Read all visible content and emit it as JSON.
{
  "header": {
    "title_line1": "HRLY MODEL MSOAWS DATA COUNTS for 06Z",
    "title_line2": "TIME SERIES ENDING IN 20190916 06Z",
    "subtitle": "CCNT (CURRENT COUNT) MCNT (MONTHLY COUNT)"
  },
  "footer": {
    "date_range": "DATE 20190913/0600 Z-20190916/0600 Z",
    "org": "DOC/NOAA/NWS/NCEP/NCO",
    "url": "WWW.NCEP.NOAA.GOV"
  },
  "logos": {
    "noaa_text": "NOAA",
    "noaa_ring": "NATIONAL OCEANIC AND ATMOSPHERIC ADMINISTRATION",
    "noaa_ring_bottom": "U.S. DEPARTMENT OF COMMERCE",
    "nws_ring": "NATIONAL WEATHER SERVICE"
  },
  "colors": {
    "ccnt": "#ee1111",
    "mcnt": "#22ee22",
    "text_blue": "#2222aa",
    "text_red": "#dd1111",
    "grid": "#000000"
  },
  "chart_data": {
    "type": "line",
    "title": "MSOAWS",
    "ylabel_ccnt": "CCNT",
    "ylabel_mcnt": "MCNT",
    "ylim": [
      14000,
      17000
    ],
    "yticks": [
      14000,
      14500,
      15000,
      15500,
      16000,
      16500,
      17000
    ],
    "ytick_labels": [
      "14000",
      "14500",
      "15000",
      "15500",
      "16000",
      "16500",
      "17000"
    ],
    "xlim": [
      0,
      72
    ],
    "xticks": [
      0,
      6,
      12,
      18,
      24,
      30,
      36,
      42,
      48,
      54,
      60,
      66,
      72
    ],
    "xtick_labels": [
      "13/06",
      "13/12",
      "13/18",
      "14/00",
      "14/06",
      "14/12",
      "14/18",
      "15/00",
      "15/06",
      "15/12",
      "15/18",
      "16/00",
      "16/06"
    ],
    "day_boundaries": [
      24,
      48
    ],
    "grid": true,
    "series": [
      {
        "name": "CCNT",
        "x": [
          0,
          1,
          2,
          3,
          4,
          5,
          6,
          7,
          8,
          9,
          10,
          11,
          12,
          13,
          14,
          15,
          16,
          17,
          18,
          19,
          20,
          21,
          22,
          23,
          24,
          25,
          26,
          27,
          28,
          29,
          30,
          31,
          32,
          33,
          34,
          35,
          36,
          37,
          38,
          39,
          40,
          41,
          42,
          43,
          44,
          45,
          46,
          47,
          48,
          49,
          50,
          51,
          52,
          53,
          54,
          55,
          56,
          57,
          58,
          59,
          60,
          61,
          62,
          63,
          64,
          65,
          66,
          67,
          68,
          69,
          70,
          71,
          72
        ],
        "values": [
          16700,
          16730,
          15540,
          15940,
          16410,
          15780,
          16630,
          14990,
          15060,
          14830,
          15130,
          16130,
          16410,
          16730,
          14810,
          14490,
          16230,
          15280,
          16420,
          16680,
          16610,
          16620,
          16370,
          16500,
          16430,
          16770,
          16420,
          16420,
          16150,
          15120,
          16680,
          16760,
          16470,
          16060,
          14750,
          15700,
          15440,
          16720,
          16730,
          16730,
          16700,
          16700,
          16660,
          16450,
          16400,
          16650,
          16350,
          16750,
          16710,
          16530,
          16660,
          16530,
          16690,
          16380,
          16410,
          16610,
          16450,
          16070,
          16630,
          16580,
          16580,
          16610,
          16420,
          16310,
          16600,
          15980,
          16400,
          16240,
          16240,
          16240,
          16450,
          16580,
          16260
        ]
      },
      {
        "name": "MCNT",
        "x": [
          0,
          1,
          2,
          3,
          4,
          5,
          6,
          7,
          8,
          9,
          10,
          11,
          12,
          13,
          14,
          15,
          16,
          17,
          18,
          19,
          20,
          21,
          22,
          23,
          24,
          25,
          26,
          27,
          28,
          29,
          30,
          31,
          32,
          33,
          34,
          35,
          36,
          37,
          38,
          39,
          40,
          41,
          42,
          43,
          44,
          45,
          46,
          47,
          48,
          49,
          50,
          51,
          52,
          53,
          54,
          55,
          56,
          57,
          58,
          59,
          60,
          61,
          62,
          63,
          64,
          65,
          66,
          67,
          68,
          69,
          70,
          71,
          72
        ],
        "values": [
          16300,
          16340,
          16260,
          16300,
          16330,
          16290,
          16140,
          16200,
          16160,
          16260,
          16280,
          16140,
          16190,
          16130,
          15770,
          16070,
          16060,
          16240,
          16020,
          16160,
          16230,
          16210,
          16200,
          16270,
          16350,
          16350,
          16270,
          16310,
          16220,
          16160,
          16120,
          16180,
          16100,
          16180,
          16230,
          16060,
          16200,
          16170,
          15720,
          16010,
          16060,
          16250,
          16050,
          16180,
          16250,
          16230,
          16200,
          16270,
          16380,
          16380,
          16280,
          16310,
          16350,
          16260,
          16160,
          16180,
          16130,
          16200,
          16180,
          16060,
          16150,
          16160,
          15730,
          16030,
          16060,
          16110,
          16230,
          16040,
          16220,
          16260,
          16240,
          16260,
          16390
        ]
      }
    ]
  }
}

■ Exercise brief
Type out all of the material again, word for word.

■ Final result
Read all visible content and emit it as JSON.
{
  "header": {
    "title_line1": "HRLY MODEL MSOAWS DATA COUNTS for 06Z",
    "title_line2": "TIME SERIES ENDING IN 20190916 06Z",
    "subtitle": "CCNT (CURRENT COUNT) MCNT (MONTHLY COUNT)"
  },
  "footer": {
    "date_range": "DATE 20190913/0600 Z-20190916/0600 Z",
    "org": "DOC/NOAA/NWS/NCEP/NCO",
    "url": "WWW.NCEP.NOAA.GOV"
  },
  "logos": {
    "noaa_text": "NOAA",
    "noaa_ring": "NATIONAL OCEANIC AND ATMOSPHERIC ADMINISTRATION",
    "noaa_ring_bottom": "U.S. DEPARTMENT OF COMMERCE",
    "nws_ring": "NATIONAL WEATHER SERVICE"
  },
  "colors": {
    "ccnt": "#ee1111",
    "mcnt": "#22ee22",
    "text_blue": "#2222aa",
    "text_red": "#dd1111",
    "grid": "#000000"
  },
  "chart_data": {
    "type": "line",
    "title": "MSOAWS",
    "ylabel_ccnt": "CCNT",
    "ylabel_mcnt": "MCNT",
    "ylim": [
      14000,
      17000
    ],
    "yticks": [
      14000,
      14500,
      15000,
      15500,
      16000,
      16500,
      17000
    ],
    "ytick_labels": [
      "14000",
      "14500",
      "15000",
      "15500",
      "16000",
      "16500",
      "17000"
    ],
    "xlim": [
      0,
      72
    ],
    "xticks": [
      0,
      6,
      12,
      18,
      24,
      30,
      36,
      42,
      48,
      54,
      60,
      66,
      72
    ],
    "xtick_labels": [
      "13/06",
      "13/12",
      "13/18",
      "14/00",
      "14/06",
      "14/12",
      "14/18",
      "15/00",
      "15/06",
      "15/12",
      "15/18",
      "16/00",
      "16/06"
    ],
    "day_boundaries": [
      24,
      48
    ],
    "grid": true,
    "series": [
      {
        "name": "CCNT",
        "x": [
          0,
          1,
          2,
          3,
          4,
          5,
          6,
          7,
          8,
          9,
          10,
          11,
          12,
          13,
          14,
          15,
          16,
          17,
          18,
          19,
          20,
          21,
          22,
          23,
          24,
          25,
          26,
          27,
          28,
          29,
          30,
          31,
          32,
          33,
          34,
          35,
          36,
          37,
          38,
          39,
          40,
          41,
          42,
          43,
          44,
          45,
          46,
          47,
          48,
          49,
          50,
          51,
          52,
          53,
          54,
          55,
          56,
          57,
          58,
          59,
          60,
          61,
          62,
          63,
          64,
          65,
          66,
          67,
          68,
          69,
          70,
          71,
          72
        ],
        "values": [
          16700,
          16730,
          15540,
          15940,
          16410,
          15780,
          16630,
          14990,
          15060,
          14830,
          15130,
          16130,
          16410,
          16730,
          14810,
          14490,
          16230,
          15280,
          16420,
          16680,
          16610,
          16620,
          16370,
          16500,
          16430,
          16770,
          16420,
          16420,
          16150,
          15120,
          16680,
          16760,
          16470,
          16060,
          14750,
          15700,
          15440,
          16720,
          16730,
          16730,
          16700,
          16700,
          16660,
          16450,
          16400,
          16650,
          16350,
          16750,
          16710,
          16530,
          16660,
          16530,
          16690,
          16380,
          16410,
          16610,
          16450,
          16070,
          16630,
          16580,
          16580,
          16610,
          16420,
          16310,
          16600,
          15980,
          16400,
          16240,
          16240,
          16240,
          16450,
          16580,
          16260
        ]
      },
      {
        "name": "MCNT",
        "x": [
          0,
          1,
          2,
          3,
          4,
          5,
          6,
          7,
          8,
          9,
          10,
          11,
          12,
          13,
          14,
          15,
          16,
          17,
          18,
          19,
          20,
          21,
          22,
          23,
          24,
          25,
          26,
          27,
          28,
          29,
          30,
          31,
          32,
          33,
          34,
          35,
          36,
          37,
          38,
          39,
          40,
          41,
          42,
          43,
          44,
          45,
          46,
          47,
          48,
          49,
          50,
          51,
          52,
          53,
          54,
          55,
          56,
          57,
          58,
          59,
          60,
          61,
          62,
          63,
          64,
          65,
          66,
          67,
          68,
          69,
          70,
          71,
          72
        ],
        "values": [
          16300,
          16340,
          16260,
          16300,
          16330,
          16290,
          16140,
          16200,
          16160,
          16260,
          16280,
          16140,
          16190,
          16130,
          15770,
          16070,
          16060,
          16240,
          16020,
          16160,
          16230,
          16210,
          16200,
          16270,
          16350,
          16350,
          16270,
          16310,
          16220,
          16160,
          16120,
          16180,
          16100,
          16180,
          16230,
          16060,
          16200,
          16170,
          15720,
          16010,
          16060,
          16250,
          16050,
          16180,
          16250,
          16230,
          16200,
          16270,
          16380,
          16380,
          16280,
          16310,
          16350,
          16260,
          16160,
          16180,
          16130,
          16200,
          16180,
          16060,
          16150,
          16160,
          15730,
          16030,
          16060,
          16110,
          16230,
          16040,
          16220,
          16260,
          16240,
          16260,
          16390
        ]
      }
    ]
  }
}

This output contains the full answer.